REQUIRED TASK: Retype each record below word for word. Leave the pictures out.
-- START OF ROWS --
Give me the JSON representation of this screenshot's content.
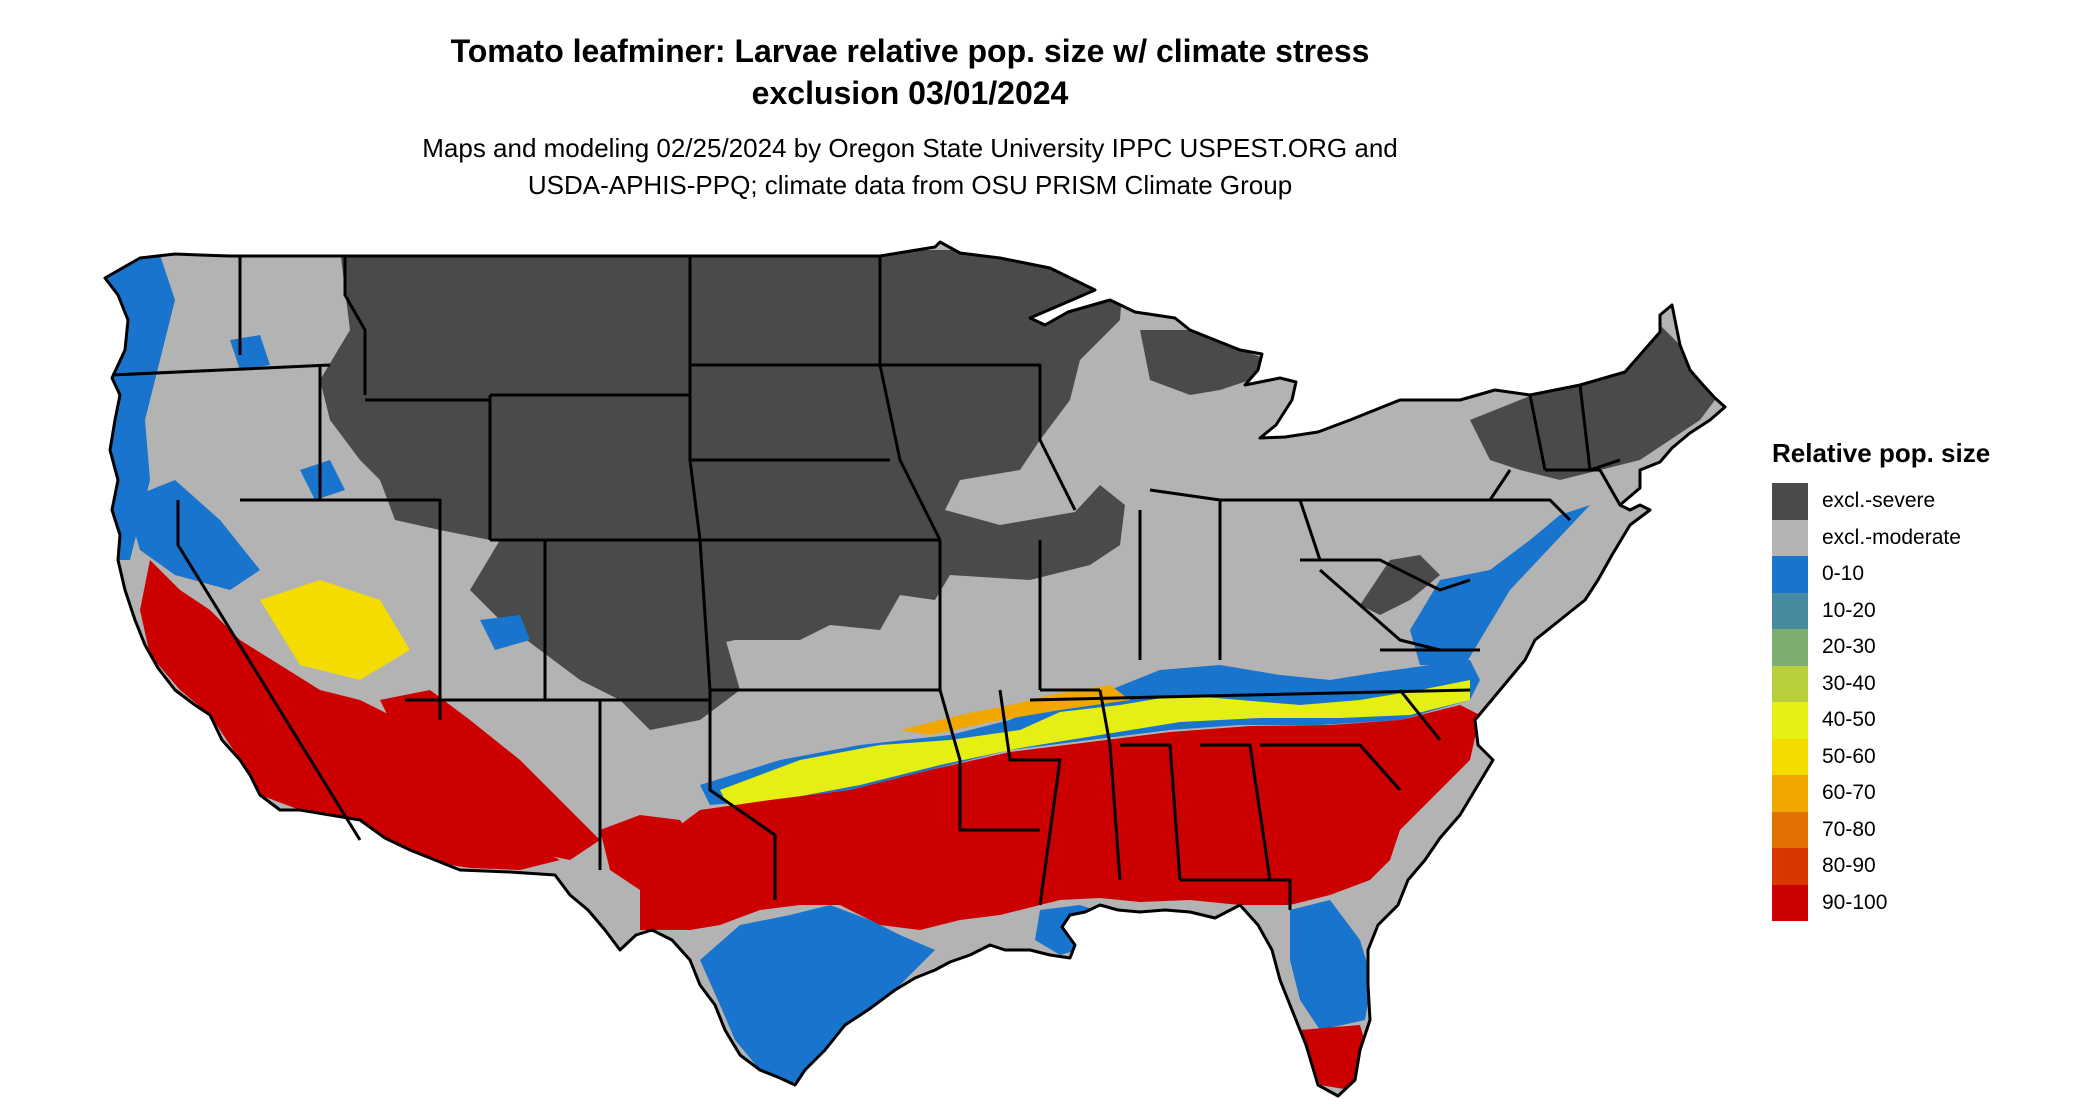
{
  "title_line1": "Tomato leafminer: Larvae relative pop. size w/ climate stress",
  "title_line2": "exclusion 03/01/2024",
  "subtitle_line1": "Maps and modeling 02/25/2024 by Oregon State University IPPC USPEST.ORG and",
  "subtitle_line2": "USDA-APHIS-PPQ; climate data from OSU PRISM Climate Group",
  "legend": {
    "title": "Relative pop. size",
    "items": [
      {
        "label": "excl.-severe",
        "color": "#4a4a4a"
      },
      {
        "label": "excl.-moderate",
        "color": "#b3b3b3"
      },
      {
        "label": "0-10",
        "color": "#1874cd"
      },
      {
        "label": "10-20",
        "color": "#458b9f"
      },
      {
        "label": "20-30",
        "color": "#7aad6e"
      },
      {
        "label": "30-40",
        "color": "#b7cf3a"
      },
      {
        "label": "40-50",
        "color": "#e6ef14"
      },
      {
        "label": "50-60",
        "color": "#f5dc00"
      },
      {
        "label": "60-70",
        "color": "#f0a800"
      },
      {
        "label": "70-80",
        "color": "#e07000"
      },
      {
        "label": "80-90",
        "color": "#d83800"
      },
      {
        "label": "90-100",
        "color": "#cd0000"
      }
    ]
  }
}
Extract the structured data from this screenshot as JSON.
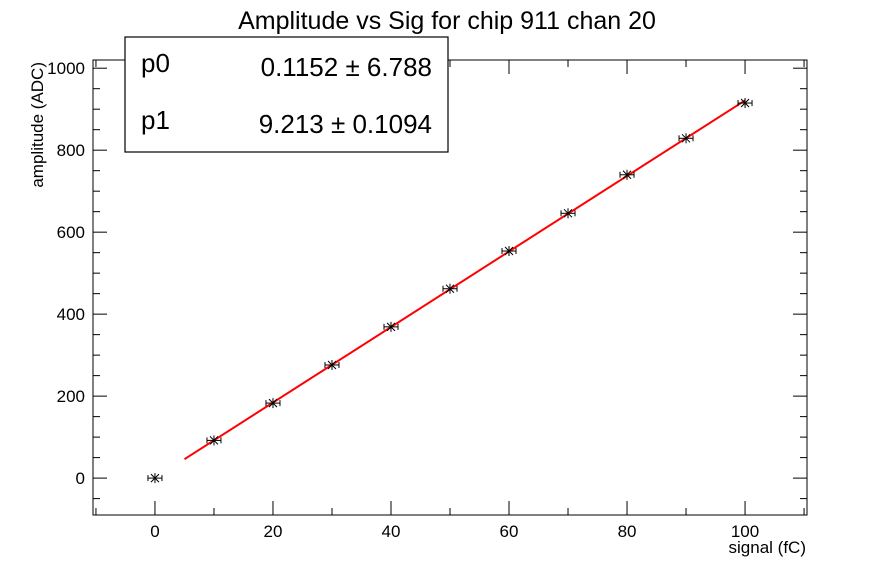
{
  "chart_data": {
    "type": "scatter",
    "title": "Amplitude vs Sig for chip 911 chan 20",
    "xlabel": "signal (fC)",
    "ylabel": "amplitude (ADC)",
    "xlim": [
      -10.5,
      110.5
    ],
    "ylim": [
      -90,
      1020
    ],
    "x_ticks": [
      0,
      20,
      40,
      60,
      80,
      100
    ],
    "y_ticks": [
      0,
      200,
      400,
      600,
      800,
      1000
    ],
    "grid": false,
    "points": {
      "x": [
        0,
        10,
        20,
        30,
        40,
        50,
        60,
        70,
        80,
        90,
        100
      ],
      "y": [
        0,
        92,
        183,
        276,
        369,
        462,
        554,
        646,
        740,
        829,
        915
      ]
    },
    "fit": {
      "p0": 0.1152,
      "p1": 9.213,
      "x_range": [
        5,
        100
      ],
      "color": "#ff0000"
    },
    "stats_box": {
      "rows": [
        {
          "name": "p0",
          "value": "0.1152 ± 6.788"
        },
        {
          "name": "p1",
          "value": "9.213 ± 0.1094"
        }
      ]
    }
  }
}
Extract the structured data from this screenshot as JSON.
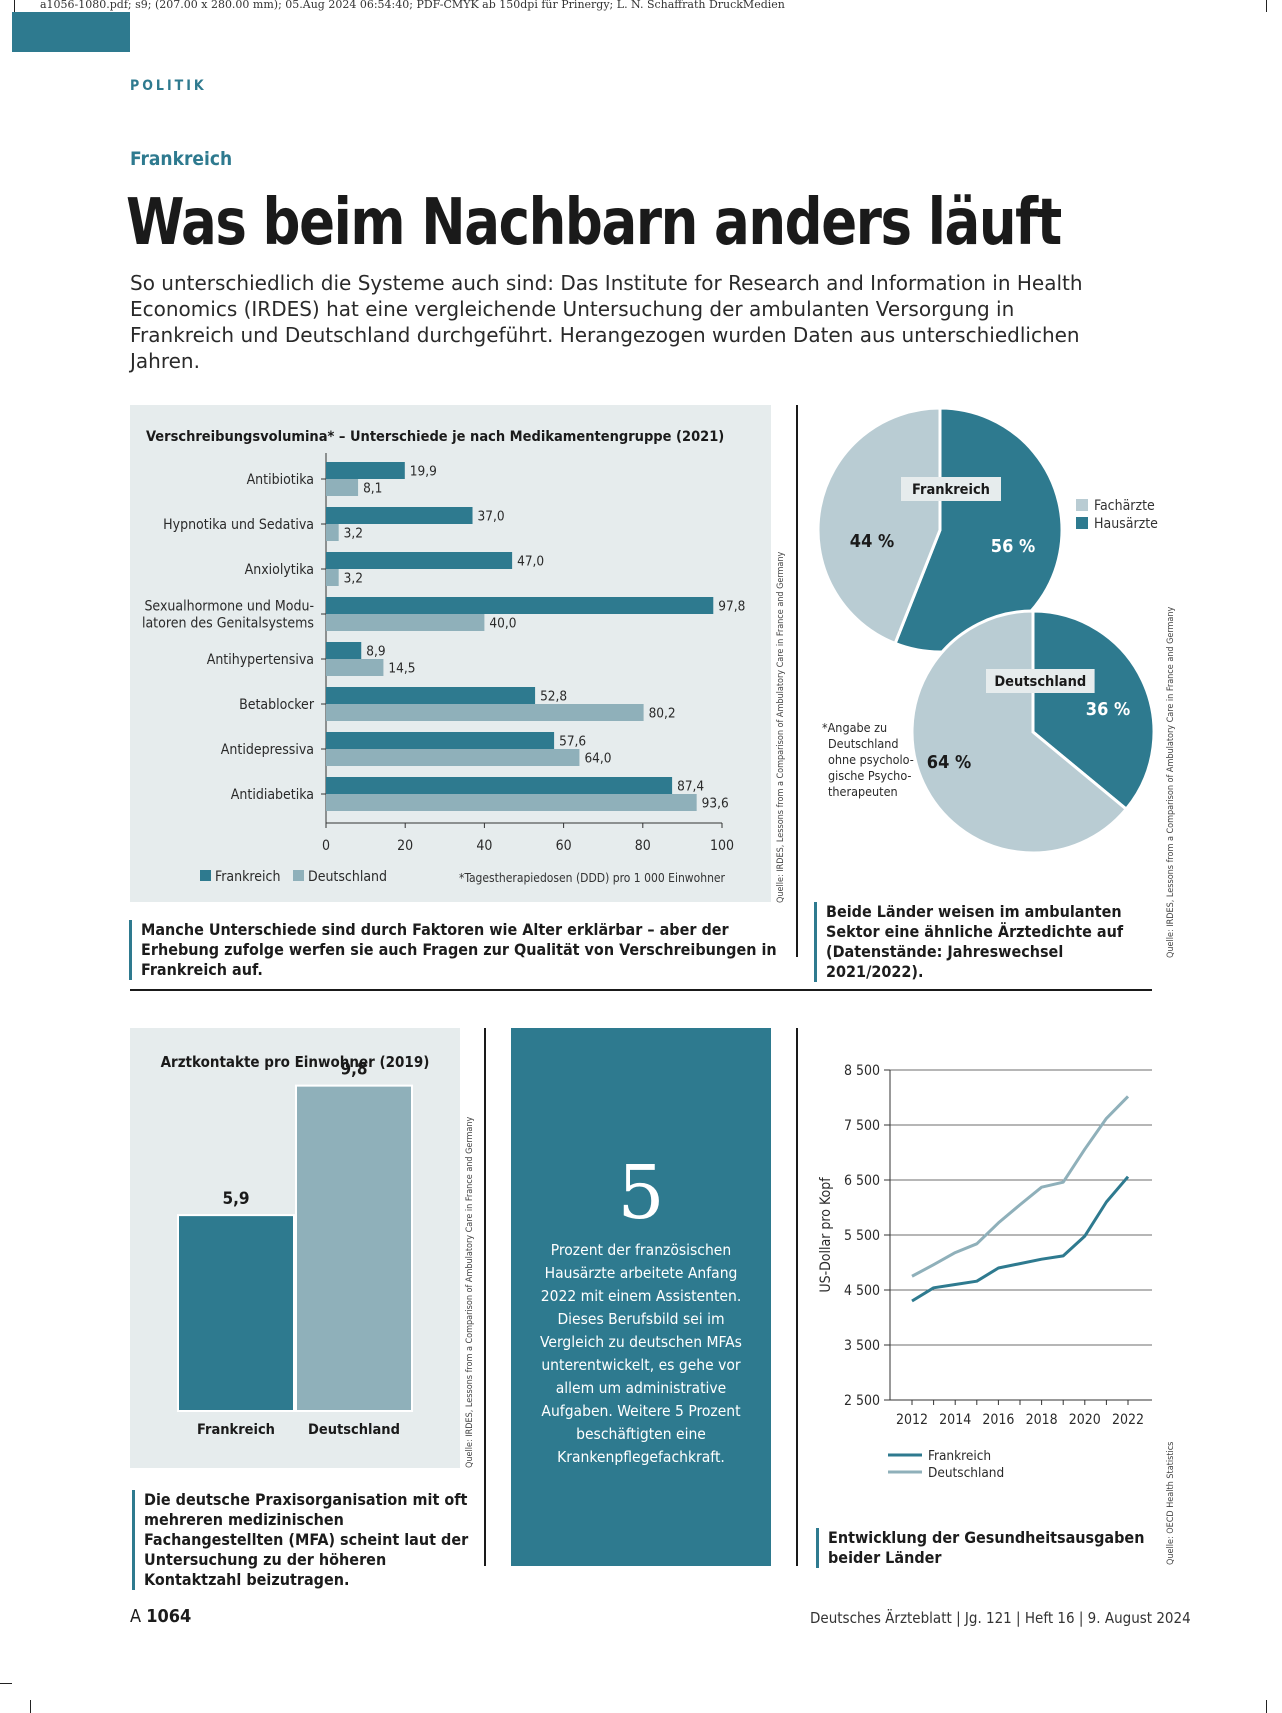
-- END OF ROWS --
TASK RESULT:
Give me the JSON representation of this screenshot's content.
{
  "title_line1": "Tomato leafminer: Larvae relative pop. size w/ climate stress",
  "title_line2": "exclusion 03/01/2024",
  "subtitle_line1": "Maps and modeling 02/25/2024 by Oregon State University IPPC USPEST.ORG and",
  "subtitle_line2": "USDA-APHIS-PPQ; climate data from OSU PRISM Climate Group",
  "legend": {
    "title": "Relative pop. size",
    "items": [
      {
        "label": "excl.-severe",
        "color": "#4a4a4a"
      },
      {
        "label": "excl.-moderate",
        "color": "#b3b3b3"
      },
      {
        "label": "0-10",
        "color": "#1874cd"
      },
      {
        "label": "10-20",
        "color": "#458b9f"
      },
      {
        "label": "20-30",
        "color": "#7aad6e"
      },
      {
        "label": "30-40",
        "color": "#b7cf3a"
      },
      {
        "label": "40-50",
        "color": "#e6ef14"
      },
      {
        "label": "50-60",
        "color": "#f5dc00"
      },
      {
        "label": "60-70",
        "color": "#f0a800"
      },
      {
        "label": "70-80",
        "color": "#e07000"
      },
      {
        "label": "80-90",
        "color": "#d83800"
      },
      {
        "label": "90-100",
        "color": "#cd0000"
      }
    ]
  }
}
Extract the structured data from this screenshot as JSON.
{
  "chart_data": {
    "type": "scatter",
    "title": "Amplitude vs Sig for chip 911 chan 20",
    "xlabel": "signal (fC)",
    "ylabel": "amplitude (ADC)",
    "xlim": [
      -10.5,
      110.5
    ],
    "ylim": [
      -90,
      1020
    ],
    "x_ticks": [
      0,
      20,
      40,
      60,
      80,
      100
    ],
    "y_ticks": [
      0,
      200,
      400,
      600,
      800,
      1000
    ],
    "grid": false,
    "points": {
      "x": [
        0,
        10,
        20,
        30,
        40,
        50,
        60,
        70,
        80,
        90,
        100
      ],
      "y": [
        0,
        92,
        183,
        276,
        369,
        462,
        554,
        646,
        740,
        829,
        915
      ]
    },
    "fit": {
      "p0": 0.1152,
      "p1": 9.213,
      "x_range": [
        5,
        100
      ],
      "color": "#ff0000"
    },
    "stats_box": {
      "rows": [
        {
          "name": "p0",
          "value": "0.1152 ± 6.788"
        },
        {
          "name": "p1",
          "value": "9.213 ± 0.1094"
        }
      ]
    }
  }
}
Extract the structured data from this screenshot as JSON.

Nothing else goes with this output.